--- begin ENTRIES SUPPLIED ---

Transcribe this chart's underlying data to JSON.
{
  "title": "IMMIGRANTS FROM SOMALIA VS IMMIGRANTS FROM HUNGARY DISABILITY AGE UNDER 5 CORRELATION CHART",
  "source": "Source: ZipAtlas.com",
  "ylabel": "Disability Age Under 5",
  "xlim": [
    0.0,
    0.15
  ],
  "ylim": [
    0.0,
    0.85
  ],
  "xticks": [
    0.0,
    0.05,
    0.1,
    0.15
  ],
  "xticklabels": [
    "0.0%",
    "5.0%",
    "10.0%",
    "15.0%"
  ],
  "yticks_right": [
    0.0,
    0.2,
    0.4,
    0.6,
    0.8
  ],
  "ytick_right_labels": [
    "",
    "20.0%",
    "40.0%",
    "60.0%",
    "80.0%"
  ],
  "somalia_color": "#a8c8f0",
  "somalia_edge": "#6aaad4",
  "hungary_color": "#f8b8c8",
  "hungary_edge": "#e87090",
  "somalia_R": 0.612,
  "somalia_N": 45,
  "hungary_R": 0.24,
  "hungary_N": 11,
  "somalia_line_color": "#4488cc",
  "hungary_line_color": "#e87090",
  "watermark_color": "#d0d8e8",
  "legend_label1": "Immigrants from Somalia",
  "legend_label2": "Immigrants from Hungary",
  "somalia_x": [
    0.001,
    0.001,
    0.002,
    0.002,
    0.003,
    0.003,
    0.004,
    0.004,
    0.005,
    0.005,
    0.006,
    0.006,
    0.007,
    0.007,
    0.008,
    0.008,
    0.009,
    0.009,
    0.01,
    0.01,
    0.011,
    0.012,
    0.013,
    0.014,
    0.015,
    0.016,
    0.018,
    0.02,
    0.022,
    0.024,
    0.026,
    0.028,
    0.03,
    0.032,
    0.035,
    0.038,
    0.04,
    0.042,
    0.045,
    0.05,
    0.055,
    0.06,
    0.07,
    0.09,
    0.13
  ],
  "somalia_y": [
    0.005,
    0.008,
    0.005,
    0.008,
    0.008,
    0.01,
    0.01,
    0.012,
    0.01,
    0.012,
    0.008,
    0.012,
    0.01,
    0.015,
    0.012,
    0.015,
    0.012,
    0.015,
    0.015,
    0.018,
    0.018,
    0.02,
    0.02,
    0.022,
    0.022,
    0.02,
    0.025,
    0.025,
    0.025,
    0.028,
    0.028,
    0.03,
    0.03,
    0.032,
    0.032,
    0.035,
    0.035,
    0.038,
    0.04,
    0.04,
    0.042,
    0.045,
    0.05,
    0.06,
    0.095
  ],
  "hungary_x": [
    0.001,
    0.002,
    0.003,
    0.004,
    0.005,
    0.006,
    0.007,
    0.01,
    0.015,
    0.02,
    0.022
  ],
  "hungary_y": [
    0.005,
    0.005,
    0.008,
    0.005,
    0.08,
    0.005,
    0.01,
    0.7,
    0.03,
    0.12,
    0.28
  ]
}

--- end ENTRIES SUPPLIED ---

*PROBLEM TO SOLVE*
Extract all the entries word for word.

*RIGHT ANSWER*
Transcribe this chart's underlying data to JSON.
{
  "title": "IMMIGRANTS FROM SOMALIA VS IMMIGRANTS FROM HUNGARY DISABILITY AGE UNDER 5 CORRELATION CHART",
  "source": "Source: ZipAtlas.com",
  "ylabel": "Disability Age Under 5",
  "xlim": [
    0.0,
    0.15
  ],
  "ylim": [
    0.0,
    0.85
  ],
  "xticks": [
    0.0,
    0.05,
    0.1,
    0.15
  ],
  "xticklabels": [
    "0.0%",
    "5.0%",
    "10.0%",
    "15.0%"
  ],
  "yticks_right": [
    0.0,
    0.2,
    0.4,
    0.6,
    0.8
  ],
  "ytick_right_labels": [
    "",
    "20.0%",
    "40.0%",
    "60.0%",
    "80.0%"
  ],
  "somalia_color": "#a8c8f0",
  "somalia_edge": "#6aaad4",
  "hungary_color": "#f8b8c8",
  "hungary_edge": "#e87090",
  "somalia_R": 0.612,
  "somalia_N": 45,
  "hungary_R": 0.24,
  "hungary_N": 11,
  "somalia_line_color": "#4488cc",
  "hungary_line_color": "#e87090",
  "watermark_color": "#d0d8e8",
  "legend_label1": "Immigrants from Somalia",
  "legend_label2": "Immigrants from Hungary",
  "somalia_x": [
    0.001,
    0.001,
    0.002,
    0.002,
    0.003,
    0.003,
    0.004,
    0.004,
    0.005,
    0.005,
    0.006,
    0.006,
    0.007,
    0.007,
    0.008,
    0.008,
    0.009,
    0.009,
    0.01,
    0.01,
    0.011,
    0.012,
    0.013,
    0.014,
    0.015,
    0.016,
    0.018,
    0.02,
    0.022,
    0.024,
    0.026,
    0.028,
    0.03,
    0.032,
    0.035,
    0.038,
    0.04,
    0.042,
    0.045,
    0.05,
    0.055,
    0.06,
    0.07,
    0.09,
    0.13
  ],
  "somalia_y": [
    0.005,
    0.008,
    0.005,
    0.008,
    0.008,
    0.01,
    0.01,
    0.012,
    0.01,
    0.012,
    0.008,
    0.012,
    0.01,
    0.015,
    0.012,
    0.015,
    0.012,
    0.015,
    0.015,
    0.018,
    0.018,
    0.02,
    0.02,
    0.022,
    0.022,
    0.02,
    0.025,
    0.025,
    0.025,
    0.028,
    0.028,
    0.03,
    0.03,
    0.032,
    0.032,
    0.035,
    0.035,
    0.038,
    0.04,
    0.04,
    0.042,
    0.045,
    0.05,
    0.06,
    0.095
  ],
  "hungary_x": [
    0.001,
    0.002,
    0.003,
    0.004,
    0.005,
    0.006,
    0.007,
    0.01,
    0.015,
    0.02,
    0.022
  ],
  "hungary_y": [
    0.005,
    0.005,
    0.008,
    0.005,
    0.08,
    0.005,
    0.01,
    0.7,
    0.03,
    0.12,
    0.28
  ]
}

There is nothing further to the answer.